Data records
----

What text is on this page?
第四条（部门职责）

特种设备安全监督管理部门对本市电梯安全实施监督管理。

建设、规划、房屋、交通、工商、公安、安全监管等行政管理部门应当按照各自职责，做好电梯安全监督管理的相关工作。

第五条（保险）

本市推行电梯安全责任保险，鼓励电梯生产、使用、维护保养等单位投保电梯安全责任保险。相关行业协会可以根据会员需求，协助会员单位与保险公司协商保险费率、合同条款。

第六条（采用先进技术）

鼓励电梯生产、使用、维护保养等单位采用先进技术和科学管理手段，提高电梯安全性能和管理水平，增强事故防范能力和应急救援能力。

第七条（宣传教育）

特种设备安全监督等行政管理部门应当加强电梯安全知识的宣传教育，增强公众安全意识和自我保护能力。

----

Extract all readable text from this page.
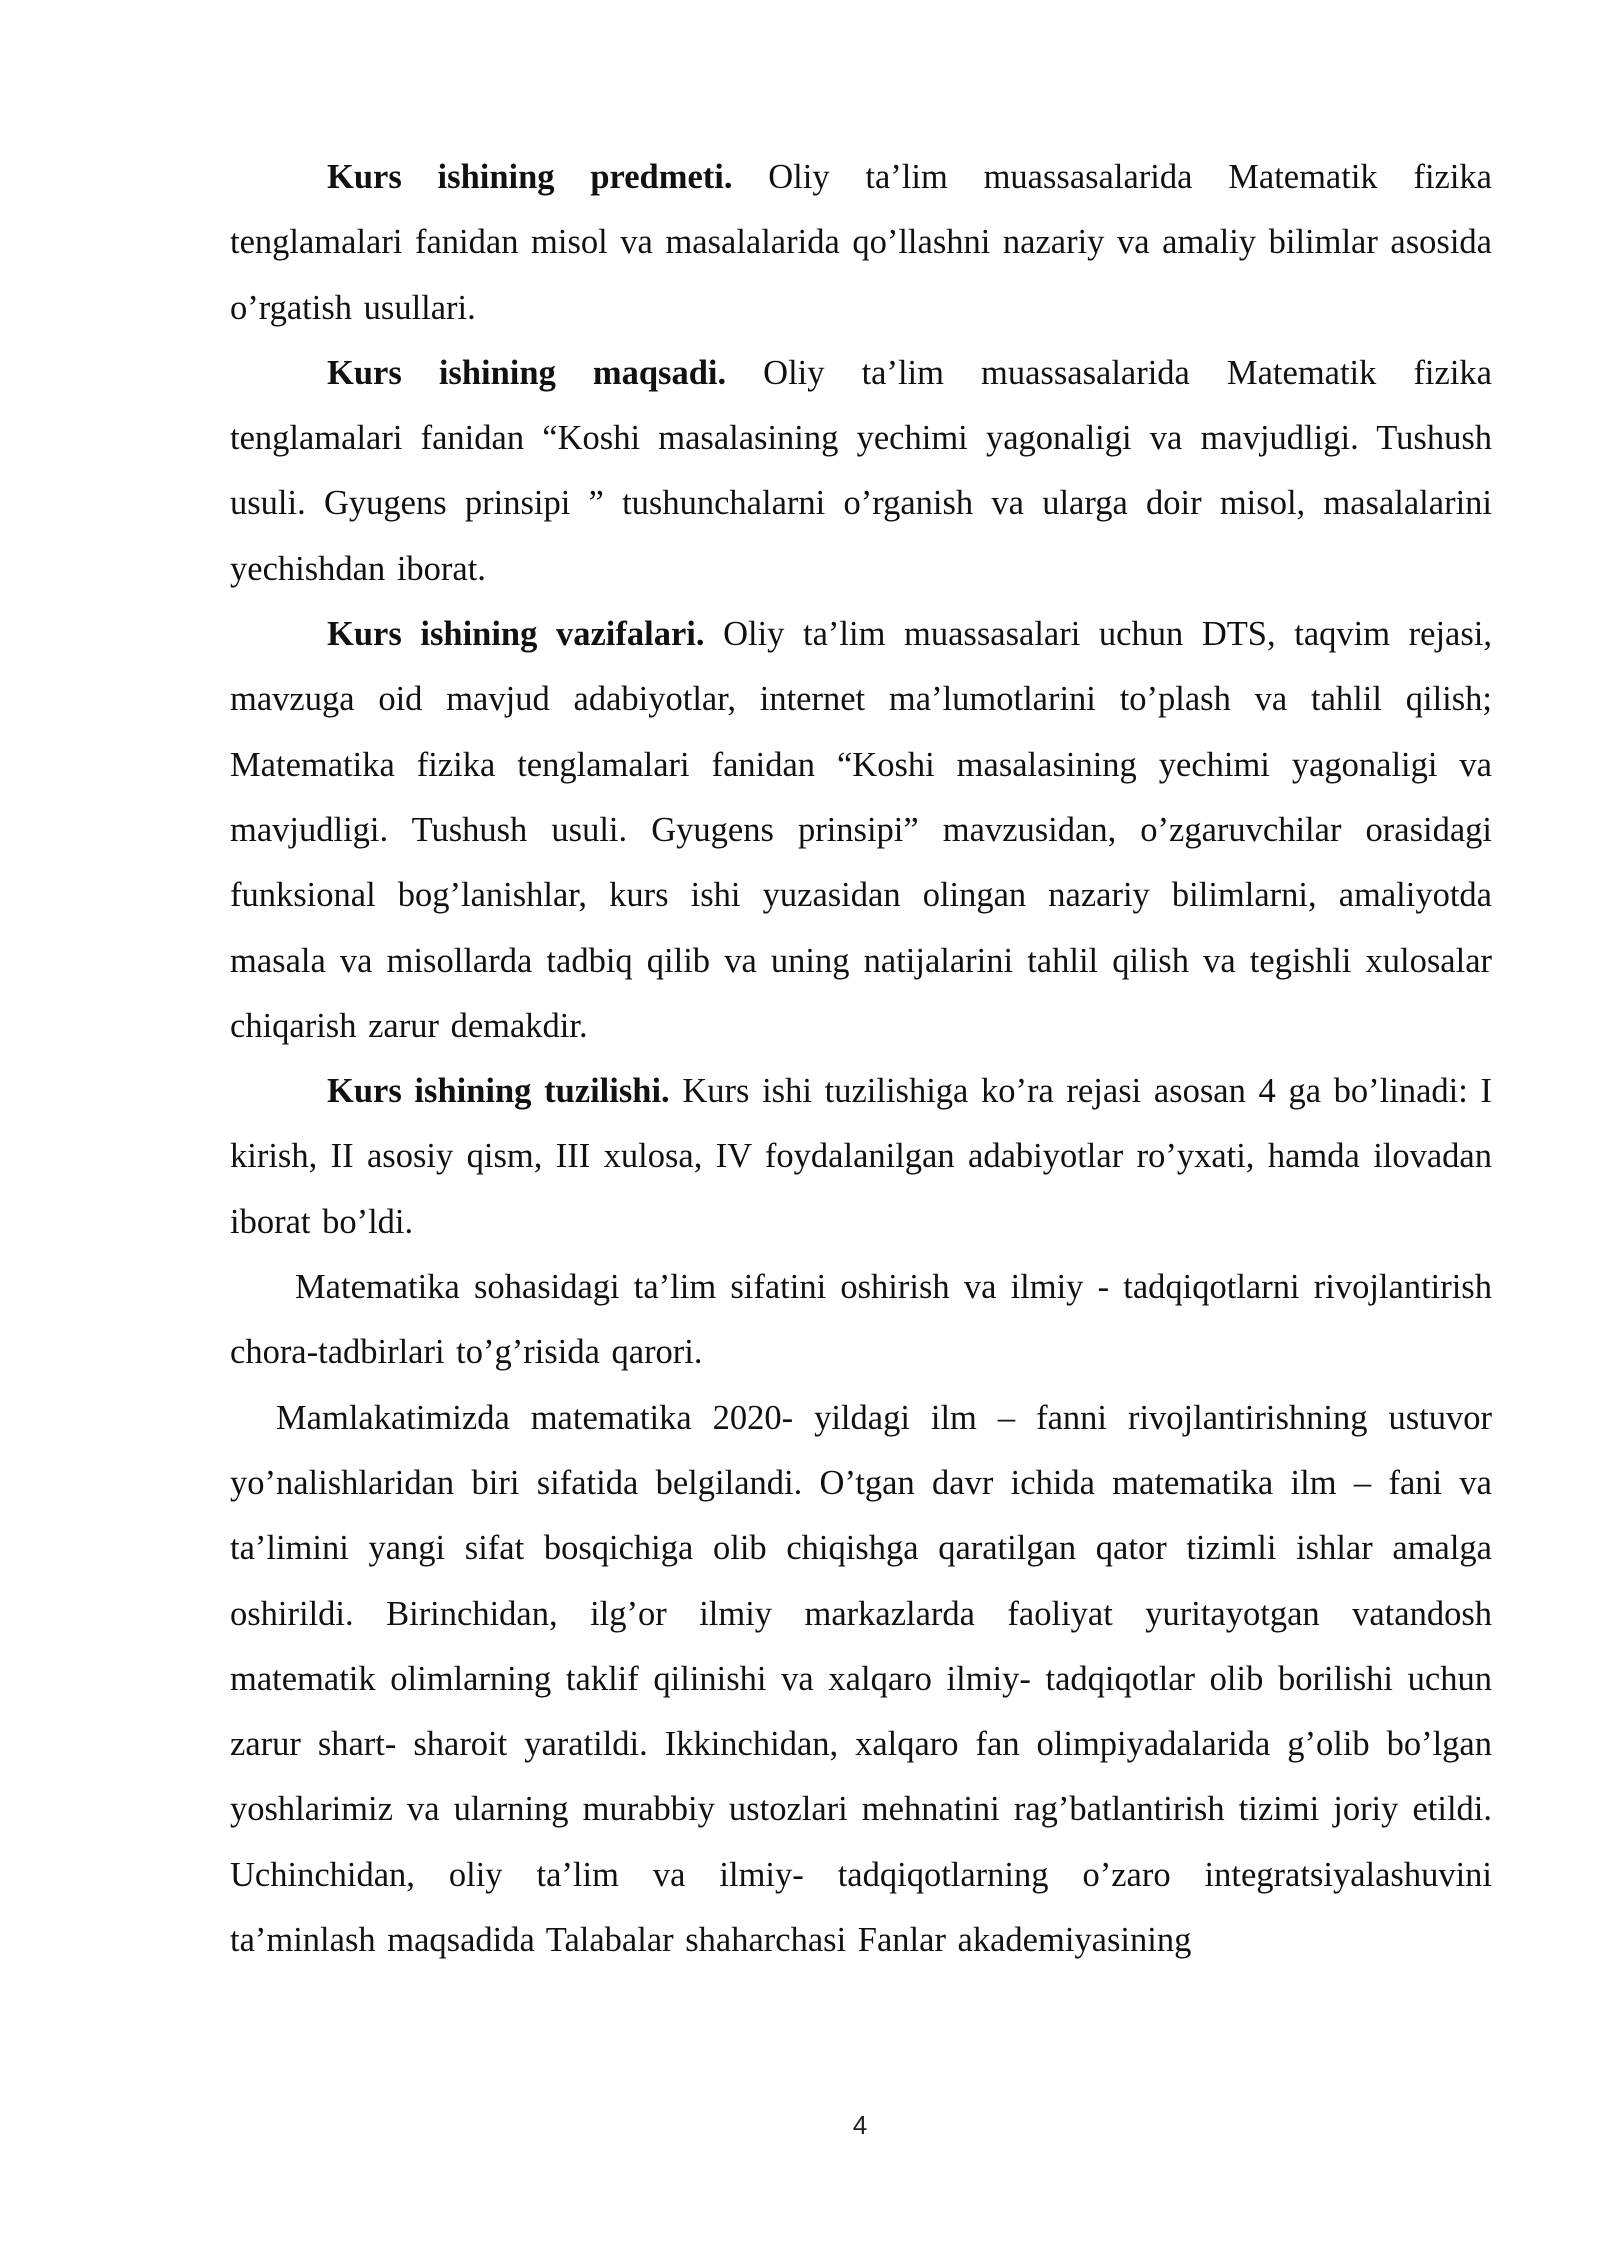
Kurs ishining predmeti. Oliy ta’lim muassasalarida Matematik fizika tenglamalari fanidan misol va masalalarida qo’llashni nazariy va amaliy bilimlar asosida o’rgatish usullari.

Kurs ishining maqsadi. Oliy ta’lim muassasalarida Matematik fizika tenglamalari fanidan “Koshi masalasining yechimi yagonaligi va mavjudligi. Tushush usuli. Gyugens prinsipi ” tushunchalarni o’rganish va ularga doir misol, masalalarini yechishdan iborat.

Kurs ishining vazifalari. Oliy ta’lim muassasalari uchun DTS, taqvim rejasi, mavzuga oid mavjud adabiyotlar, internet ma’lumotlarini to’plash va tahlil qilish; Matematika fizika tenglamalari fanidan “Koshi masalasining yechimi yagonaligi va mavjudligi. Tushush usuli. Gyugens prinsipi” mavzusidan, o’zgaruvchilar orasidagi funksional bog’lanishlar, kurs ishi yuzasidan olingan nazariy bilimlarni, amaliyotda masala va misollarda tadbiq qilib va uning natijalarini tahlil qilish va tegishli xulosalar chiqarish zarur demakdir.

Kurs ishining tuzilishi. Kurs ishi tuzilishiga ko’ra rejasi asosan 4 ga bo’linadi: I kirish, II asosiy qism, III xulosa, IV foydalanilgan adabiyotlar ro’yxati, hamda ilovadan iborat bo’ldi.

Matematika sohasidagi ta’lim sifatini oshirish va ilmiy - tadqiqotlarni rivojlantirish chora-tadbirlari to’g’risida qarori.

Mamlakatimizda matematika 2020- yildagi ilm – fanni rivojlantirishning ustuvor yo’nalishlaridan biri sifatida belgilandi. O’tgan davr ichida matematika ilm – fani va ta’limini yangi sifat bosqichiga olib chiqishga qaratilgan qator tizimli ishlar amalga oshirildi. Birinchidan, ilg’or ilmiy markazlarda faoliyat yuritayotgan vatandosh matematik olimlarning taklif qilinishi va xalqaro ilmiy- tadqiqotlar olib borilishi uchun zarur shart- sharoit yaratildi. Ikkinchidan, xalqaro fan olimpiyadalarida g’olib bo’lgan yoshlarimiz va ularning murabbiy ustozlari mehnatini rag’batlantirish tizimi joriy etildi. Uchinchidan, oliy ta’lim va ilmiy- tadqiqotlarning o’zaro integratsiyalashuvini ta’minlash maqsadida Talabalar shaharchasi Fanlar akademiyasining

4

----

Problem details -> Set out every line from the material that contains the string "鼓励电梯生产".

The result ->
本市推行电梯安全责任保险，鼓励电梯生产、使用、维护保养等单位投保电梯安全责任保险。相关行业协会可以根据会员需求，协助会员单位与保险公司协商保险费率、合同条款。
鼓励电梯生产、使用、维护保养等单位采用先进技术和科学管理手段，提高电梯安全性能和管理水平，增强事故防范能力和应急救援能力。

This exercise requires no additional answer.